> **Task to complete**:
Scan the entries below. List each line with "title".

> **Records provided**:

——

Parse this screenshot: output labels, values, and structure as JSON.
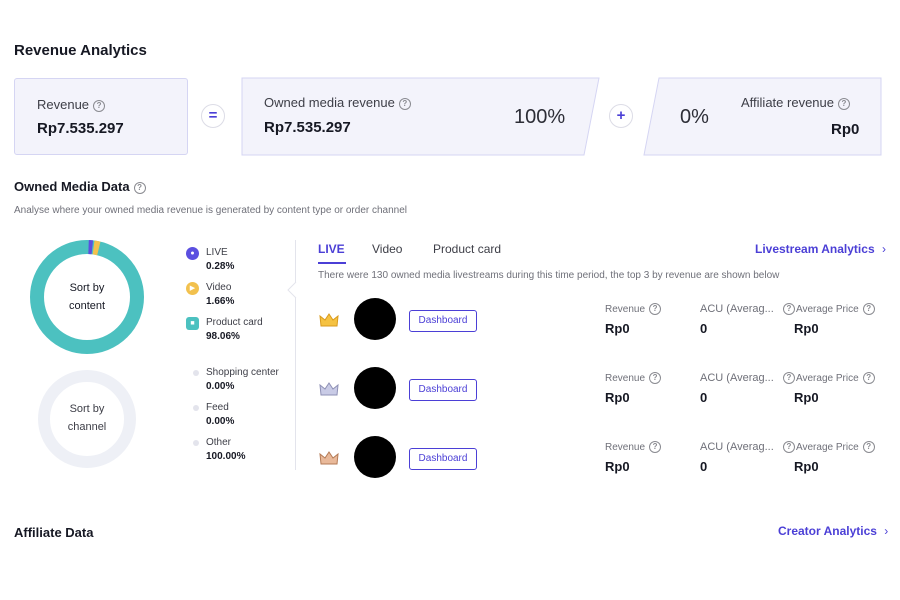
{
  "revenue_analytics": {
    "title": "Revenue Analytics",
    "revenue": {
      "label": "Revenue",
      "value": "Rp7.535.297"
    },
    "equals_symbol": "=",
    "owned": {
      "label": "Owned media revenue",
      "value": "Rp7.535.297",
      "percent": "100%"
    },
    "plus_symbol": "+",
    "affiliate": {
      "label": "Affiliate revenue",
      "value": "Rp0",
      "percent": "0%"
    }
  },
  "owned_media": {
    "title": "Owned Media Data",
    "description": "Analyse where your owned media revenue is generated by content type or order channel",
    "donut_content": {
      "label_line1": "Sort by",
      "label_line2": "content",
      "shares": {
        "live": 0.28,
        "video": 1.66,
        "product_card": 98.06
      }
    },
    "donut_channel": {
      "label_line1": "Sort by",
      "label_line2": "channel"
    },
    "content_legend": [
      {
        "label": "LIVE",
        "value": "0.28%",
        "color": "#5b4fe0",
        "icon": "live-icon"
      },
      {
        "label": "Video",
        "value": "1.66%",
        "color": "#f2c14e",
        "icon": "video-icon"
      },
      {
        "label": "Product card",
        "value": "98.06%",
        "color": "#4cc1c0",
        "icon": "product-card-icon"
      }
    ],
    "channel_legend": [
      {
        "label": "Shopping center",
        "value": "0.00%"
      },
      {
        "label": "Feed",
        "value": "0.00%"
      },
      {
        "label": "Other",
        "value": "100.00%"
      }
    ],
    "tabs": [
      "LIVE",
      "Video",
      "Product card"
    ],
    "livestream_link": "Livestream Analytics",
    "tab_description": "There were 130 owned media livestreams during this time period, the top 3 by revenue are shown below",
    "rows": [
      {
        "rank_icon": "gold-crown-icon",
        "button": "Dashboard",
        "revenue_label": "Revenue",
        "revenue": "Rp0",
        "acu_label": "ACU (Averag...",
        "acu": "0",
        "price_label": "Average Price",
        "price": "Rp0"
      },
      {
        "rank_icon": "silver-crown-icon",
        "button": "Dashboard",
        "revenue_label": "Revenue",
        "revenue": "Rp0",
        "acu_label": "ACU (Averag...",
        "acu": "0",
        "price_label": "Average Price",
        "price": "Rp0"
      },
      {
        "rank_icon": "bronze-crown-icon",
        "button": "Dashboard",
        "revenue_label": "Revenue",
        "revenue": "Rp0",
        "acu_label": "ACU (Averag...",
        "acu": "0",
        "price_label": "Average Price",
        "price": "Rp0"
      }
    ]
  },
  "affiliate_section": {
    "title": "Affiliate Data",
    "link": "Creator Analytics"
  },
  "colors": {
    "accent": "#4b3fd6",
    "live": "#5b4fe0",
    "video": "#f2c14e",
    "product_card": "#4cc1c0"
  }
}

——

> **Solution to this exercise**:
    "title": "Revenue Analytics",
    "title": "Owned Media Data",
    "title": "Affiliate Data",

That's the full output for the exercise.